Input rows:
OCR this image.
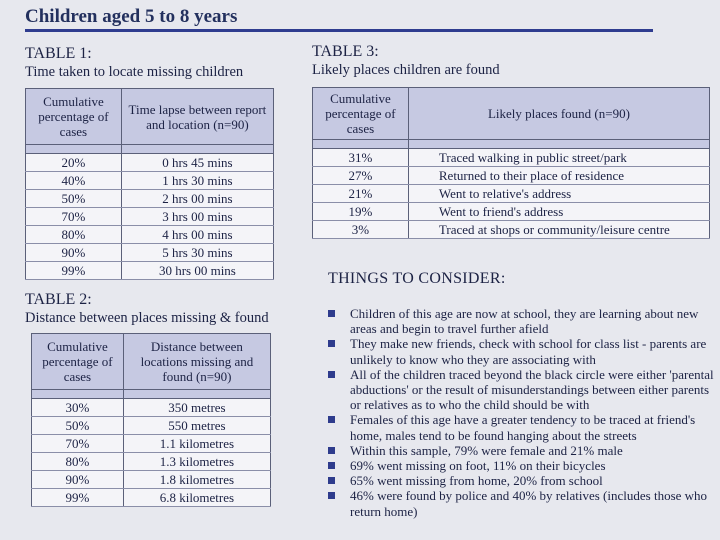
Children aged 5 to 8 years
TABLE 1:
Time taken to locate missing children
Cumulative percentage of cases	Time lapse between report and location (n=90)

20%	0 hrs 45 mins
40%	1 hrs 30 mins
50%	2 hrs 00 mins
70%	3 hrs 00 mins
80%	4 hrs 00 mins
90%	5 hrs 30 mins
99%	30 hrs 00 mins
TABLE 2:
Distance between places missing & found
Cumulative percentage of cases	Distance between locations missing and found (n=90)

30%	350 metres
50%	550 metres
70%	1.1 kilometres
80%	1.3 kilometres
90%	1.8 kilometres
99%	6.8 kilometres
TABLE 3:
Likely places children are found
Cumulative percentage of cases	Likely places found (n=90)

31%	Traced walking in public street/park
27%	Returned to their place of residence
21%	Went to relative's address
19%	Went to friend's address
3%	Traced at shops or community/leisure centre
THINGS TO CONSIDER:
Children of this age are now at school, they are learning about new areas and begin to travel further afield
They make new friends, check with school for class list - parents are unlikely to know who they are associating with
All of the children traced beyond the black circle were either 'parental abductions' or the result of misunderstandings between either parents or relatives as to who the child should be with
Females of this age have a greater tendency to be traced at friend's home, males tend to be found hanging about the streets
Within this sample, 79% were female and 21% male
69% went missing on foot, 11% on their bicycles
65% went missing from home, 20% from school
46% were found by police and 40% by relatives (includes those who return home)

Work to be completed: Identify each line containing the string "relatives" and copy it out.

Reply to the exercise:
All of the children traced beyond the black circle were either 'parental abductions' or the result of misunderstandings between either parents or relatives as to who the child should be with
46% were found by police and 40% by relatives (includes those who return home)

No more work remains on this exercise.